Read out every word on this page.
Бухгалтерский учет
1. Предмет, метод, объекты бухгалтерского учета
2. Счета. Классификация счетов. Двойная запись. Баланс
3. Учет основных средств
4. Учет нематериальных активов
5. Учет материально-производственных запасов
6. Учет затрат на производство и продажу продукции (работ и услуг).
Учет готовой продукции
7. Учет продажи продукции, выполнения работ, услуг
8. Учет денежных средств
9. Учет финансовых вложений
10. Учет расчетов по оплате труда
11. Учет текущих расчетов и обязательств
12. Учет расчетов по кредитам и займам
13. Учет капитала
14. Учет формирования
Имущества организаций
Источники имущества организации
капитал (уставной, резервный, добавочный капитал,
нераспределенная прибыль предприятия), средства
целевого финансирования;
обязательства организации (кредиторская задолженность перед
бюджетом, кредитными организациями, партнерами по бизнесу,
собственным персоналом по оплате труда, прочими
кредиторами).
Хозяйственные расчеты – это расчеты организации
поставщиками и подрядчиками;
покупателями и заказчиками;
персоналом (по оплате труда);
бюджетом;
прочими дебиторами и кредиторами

+ + + + + + +

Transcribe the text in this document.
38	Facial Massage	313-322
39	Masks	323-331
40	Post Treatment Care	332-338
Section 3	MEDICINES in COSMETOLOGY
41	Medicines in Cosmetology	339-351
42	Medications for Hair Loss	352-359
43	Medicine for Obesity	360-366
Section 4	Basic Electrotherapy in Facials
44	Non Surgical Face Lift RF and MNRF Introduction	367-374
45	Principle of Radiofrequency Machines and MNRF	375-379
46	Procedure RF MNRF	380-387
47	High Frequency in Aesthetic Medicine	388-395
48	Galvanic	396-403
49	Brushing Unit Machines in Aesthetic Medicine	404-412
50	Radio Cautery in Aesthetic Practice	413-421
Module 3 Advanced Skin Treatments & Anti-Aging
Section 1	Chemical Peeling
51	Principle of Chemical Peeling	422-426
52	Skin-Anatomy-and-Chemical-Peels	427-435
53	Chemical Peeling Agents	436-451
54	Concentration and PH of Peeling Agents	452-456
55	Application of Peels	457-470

+ + + + + + +

GIVEN EXERCISE — Count how many lines contain "Machines" and give only that count.

PROBLEM SOLUTION — 2